* BEGIN *

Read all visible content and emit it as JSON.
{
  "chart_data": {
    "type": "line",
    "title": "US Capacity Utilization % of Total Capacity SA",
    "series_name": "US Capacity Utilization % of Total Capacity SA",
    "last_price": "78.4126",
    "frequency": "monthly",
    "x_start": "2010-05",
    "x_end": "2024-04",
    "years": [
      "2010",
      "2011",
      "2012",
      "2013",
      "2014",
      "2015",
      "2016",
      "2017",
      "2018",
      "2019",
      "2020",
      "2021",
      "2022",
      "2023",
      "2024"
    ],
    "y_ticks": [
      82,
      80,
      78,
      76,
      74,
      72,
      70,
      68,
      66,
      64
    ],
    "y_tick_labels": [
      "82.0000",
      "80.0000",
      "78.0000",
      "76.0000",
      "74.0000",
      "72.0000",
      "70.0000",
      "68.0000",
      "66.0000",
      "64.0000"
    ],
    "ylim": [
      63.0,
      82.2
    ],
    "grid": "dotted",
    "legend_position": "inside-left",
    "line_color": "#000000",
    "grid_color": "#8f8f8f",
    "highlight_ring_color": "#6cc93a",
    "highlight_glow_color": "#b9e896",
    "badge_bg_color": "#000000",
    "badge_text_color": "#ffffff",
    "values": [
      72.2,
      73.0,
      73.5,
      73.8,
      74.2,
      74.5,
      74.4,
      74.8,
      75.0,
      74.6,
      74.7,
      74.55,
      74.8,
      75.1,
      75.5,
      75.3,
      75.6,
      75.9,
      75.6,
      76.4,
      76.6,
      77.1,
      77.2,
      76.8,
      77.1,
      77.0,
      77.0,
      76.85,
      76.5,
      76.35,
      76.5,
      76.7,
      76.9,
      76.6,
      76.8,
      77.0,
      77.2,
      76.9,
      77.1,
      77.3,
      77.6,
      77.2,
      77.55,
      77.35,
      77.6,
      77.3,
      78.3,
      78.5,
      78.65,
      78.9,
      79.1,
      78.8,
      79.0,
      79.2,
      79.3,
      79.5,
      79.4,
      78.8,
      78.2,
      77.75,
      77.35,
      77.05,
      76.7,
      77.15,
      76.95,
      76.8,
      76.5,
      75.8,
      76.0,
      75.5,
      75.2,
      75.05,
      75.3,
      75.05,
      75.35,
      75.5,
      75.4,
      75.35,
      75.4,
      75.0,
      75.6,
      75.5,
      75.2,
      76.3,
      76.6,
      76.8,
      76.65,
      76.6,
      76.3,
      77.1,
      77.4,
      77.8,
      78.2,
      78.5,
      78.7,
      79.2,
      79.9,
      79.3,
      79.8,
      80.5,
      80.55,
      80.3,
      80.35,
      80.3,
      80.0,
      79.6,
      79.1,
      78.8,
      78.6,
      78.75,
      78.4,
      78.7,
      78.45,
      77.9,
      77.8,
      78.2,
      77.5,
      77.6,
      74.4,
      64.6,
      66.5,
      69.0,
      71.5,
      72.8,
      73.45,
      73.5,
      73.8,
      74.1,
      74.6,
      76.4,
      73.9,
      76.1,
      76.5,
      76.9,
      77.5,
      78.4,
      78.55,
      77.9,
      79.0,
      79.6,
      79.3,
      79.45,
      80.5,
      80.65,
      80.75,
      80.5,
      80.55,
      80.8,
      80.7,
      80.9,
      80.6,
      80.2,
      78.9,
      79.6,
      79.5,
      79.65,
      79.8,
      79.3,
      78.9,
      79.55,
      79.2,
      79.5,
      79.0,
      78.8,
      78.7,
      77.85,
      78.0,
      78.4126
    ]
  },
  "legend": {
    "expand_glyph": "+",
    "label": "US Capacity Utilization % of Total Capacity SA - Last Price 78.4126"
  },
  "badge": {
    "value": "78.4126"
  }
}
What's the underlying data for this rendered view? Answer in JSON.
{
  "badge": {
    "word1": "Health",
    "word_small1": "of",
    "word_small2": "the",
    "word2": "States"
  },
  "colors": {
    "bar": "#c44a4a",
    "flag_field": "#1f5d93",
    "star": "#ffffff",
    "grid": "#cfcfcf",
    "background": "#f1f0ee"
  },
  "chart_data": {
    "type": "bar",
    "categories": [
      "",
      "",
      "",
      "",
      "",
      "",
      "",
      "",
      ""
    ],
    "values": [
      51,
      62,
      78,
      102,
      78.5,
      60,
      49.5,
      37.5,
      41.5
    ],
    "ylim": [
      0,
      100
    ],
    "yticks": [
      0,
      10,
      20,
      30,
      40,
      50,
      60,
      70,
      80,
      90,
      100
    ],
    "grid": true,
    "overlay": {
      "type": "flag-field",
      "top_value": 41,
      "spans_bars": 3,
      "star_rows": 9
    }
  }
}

* END *

▶ [Directive] From the line containing "What's the underlying" down to the last line, reproduce the records exactly. Include both ends.

▶ [Answer to this problem]
What's the underlying data for this rendered view? Answer in JSON.
{
  "badge": {
    "word1": "Health",
    "word_small1": "of",
    "word_small2": "the",
    "word2": "States"
  },
  "colors": {
    "bar": "#c44a4a",
    "flag_field": "#1f5d93",
    "star": "#ffffff",
    "grid": "#cfcfcf",
    "background": "#f1f0ee"
  },
  "chart_data": {
    "type": "bar",
    "categories": [
      "",
      "",
      "",
      "",
      "",
      "",
      "",
      "",
      ""
    ],
    "values": [
      51,
      62,
      78,
      102,
      78.5,
      60,
      49.5,
      37.5,
      41.5
    ],
    "ylim": [
      0,
      100
    ],
    "yticks": [
      0,
      10,
      20,
      30,
      40,
      50,
      60,
      70,
      80,
      90,
      100
    ],
    "grid": true,
    "overlay": {
      "type": "flag-field",
      "top_value": 41,
      "spans_bars": 3,
      "star_rows": 9
    }
  }
}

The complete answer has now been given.